#### [AIM OF THE TASK]
Search the listing below for "caso". Copy each matching line.

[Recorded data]
····················

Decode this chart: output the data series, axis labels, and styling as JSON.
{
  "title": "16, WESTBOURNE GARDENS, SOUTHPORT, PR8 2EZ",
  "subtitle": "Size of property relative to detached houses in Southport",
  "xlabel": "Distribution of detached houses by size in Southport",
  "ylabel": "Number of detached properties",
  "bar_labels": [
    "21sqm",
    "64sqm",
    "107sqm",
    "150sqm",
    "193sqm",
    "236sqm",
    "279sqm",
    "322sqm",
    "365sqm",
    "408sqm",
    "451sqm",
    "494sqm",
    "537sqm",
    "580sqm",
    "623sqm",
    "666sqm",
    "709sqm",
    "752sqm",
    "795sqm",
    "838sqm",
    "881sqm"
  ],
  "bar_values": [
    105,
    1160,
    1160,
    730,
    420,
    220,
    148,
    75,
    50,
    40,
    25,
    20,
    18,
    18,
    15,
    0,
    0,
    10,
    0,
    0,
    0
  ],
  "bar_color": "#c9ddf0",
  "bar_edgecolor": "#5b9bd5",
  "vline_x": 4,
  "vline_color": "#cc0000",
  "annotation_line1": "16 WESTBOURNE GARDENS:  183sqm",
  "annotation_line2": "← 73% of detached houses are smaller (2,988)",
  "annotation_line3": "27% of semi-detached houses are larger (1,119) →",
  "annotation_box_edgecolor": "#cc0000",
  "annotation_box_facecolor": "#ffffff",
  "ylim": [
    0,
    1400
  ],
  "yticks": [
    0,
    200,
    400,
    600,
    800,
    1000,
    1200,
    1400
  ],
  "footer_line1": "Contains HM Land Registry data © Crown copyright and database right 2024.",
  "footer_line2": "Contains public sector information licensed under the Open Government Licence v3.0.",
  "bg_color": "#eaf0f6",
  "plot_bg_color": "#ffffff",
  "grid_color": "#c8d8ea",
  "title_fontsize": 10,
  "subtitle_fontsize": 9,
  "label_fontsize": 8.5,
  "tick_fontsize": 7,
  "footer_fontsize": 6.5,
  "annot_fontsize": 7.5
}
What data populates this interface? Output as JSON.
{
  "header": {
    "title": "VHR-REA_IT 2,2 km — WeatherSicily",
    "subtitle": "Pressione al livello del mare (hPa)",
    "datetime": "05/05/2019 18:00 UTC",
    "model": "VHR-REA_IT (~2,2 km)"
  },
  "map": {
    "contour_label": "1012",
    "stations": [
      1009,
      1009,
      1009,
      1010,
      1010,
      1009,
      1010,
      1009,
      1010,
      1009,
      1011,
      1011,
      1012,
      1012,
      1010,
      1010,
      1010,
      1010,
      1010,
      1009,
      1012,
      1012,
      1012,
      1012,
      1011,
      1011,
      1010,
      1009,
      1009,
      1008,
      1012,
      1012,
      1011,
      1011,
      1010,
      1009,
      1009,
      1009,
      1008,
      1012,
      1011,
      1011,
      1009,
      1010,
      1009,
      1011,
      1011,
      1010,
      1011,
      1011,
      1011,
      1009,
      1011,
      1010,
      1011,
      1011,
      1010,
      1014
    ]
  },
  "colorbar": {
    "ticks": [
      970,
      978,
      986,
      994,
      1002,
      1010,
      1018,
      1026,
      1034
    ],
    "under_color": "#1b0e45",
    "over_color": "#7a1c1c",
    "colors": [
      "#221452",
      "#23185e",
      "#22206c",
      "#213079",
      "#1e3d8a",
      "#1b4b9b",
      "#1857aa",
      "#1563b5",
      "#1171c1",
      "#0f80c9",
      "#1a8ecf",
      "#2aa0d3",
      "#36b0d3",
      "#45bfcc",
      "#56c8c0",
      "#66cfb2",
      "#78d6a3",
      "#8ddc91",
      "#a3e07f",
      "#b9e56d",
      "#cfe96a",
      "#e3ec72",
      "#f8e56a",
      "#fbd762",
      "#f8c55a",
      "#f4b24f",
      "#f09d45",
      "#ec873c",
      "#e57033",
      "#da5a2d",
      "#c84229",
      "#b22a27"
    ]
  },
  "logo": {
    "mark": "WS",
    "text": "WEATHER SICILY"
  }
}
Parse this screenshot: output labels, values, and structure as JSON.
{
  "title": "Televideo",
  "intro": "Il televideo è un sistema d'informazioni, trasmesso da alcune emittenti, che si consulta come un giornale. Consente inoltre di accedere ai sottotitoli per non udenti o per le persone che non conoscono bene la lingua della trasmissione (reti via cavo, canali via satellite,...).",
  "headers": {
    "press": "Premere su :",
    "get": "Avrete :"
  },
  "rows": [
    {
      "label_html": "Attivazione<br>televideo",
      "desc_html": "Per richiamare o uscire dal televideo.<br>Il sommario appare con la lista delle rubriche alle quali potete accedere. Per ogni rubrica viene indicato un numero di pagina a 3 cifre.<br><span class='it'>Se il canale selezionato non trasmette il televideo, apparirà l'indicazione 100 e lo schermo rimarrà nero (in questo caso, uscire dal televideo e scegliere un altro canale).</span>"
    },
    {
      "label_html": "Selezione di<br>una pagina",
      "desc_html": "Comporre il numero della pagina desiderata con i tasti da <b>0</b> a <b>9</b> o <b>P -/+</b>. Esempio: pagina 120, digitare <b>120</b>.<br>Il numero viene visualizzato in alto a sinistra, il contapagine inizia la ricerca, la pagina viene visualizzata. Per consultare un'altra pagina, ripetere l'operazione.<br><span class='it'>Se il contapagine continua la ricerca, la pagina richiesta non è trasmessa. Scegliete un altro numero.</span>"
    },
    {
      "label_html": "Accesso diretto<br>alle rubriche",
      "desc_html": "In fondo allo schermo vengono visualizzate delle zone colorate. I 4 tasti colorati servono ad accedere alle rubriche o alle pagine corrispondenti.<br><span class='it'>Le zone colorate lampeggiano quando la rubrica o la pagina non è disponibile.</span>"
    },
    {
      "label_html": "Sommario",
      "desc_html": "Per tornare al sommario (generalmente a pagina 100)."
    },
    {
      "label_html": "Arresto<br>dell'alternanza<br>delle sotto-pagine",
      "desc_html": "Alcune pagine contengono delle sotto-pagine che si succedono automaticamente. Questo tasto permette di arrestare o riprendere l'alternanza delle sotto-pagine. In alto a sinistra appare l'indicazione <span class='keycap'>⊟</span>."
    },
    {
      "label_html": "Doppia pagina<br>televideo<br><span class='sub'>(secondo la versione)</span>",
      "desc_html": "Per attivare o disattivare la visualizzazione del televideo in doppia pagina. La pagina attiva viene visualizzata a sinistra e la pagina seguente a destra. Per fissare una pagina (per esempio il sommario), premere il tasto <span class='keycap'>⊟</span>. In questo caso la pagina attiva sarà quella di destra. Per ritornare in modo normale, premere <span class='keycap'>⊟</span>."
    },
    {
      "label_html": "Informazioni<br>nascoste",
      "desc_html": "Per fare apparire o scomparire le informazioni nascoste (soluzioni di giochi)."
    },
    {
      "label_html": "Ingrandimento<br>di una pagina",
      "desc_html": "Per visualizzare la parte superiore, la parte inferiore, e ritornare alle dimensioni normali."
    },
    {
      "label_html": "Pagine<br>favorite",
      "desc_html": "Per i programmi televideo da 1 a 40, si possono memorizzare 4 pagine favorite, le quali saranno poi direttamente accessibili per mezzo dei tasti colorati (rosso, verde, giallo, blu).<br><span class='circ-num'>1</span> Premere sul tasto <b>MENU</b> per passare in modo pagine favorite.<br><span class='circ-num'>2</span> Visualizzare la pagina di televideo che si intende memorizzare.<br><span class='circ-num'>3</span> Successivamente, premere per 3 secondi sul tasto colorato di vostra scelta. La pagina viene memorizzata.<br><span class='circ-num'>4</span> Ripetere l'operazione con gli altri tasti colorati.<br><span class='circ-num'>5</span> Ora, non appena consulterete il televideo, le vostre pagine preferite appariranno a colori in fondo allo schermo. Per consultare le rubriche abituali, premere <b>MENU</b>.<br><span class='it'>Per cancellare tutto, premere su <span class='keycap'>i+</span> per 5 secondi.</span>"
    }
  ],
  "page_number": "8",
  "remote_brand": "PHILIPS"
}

····················

#### [ANSWER TO THIS TASK]
      "desc_html": "Per richiamare o uscire dal televideo.<br>Il sommario appare con la lista delle rubriche alle quali potete accedere. Per ogni rubrica viene indicato un numero di pagina a 3 cifre.<br><span class='it'>Se il canale selezionato non trasmette il televideo, apparirà l'indicazione 100 e lo schermo rimarrà nero (in questo caso, uscire dal televideo e scegliere un altro canale).</span>"
      "desc_html": "Per attivare o disattivare la visualizzazione del televideo in doppia pagina. La pagina attiva viene visualizzata a sinistra e la pagina seguente a destra. Per fissare una pagina (per esempio il sommario), premere il tasto <span class='keycap'>⊟</span>. In questo caso la pagina attiva sarà quella di destra. Per ritornare in modo normale, premere <span class='keycap'>⊟</span>."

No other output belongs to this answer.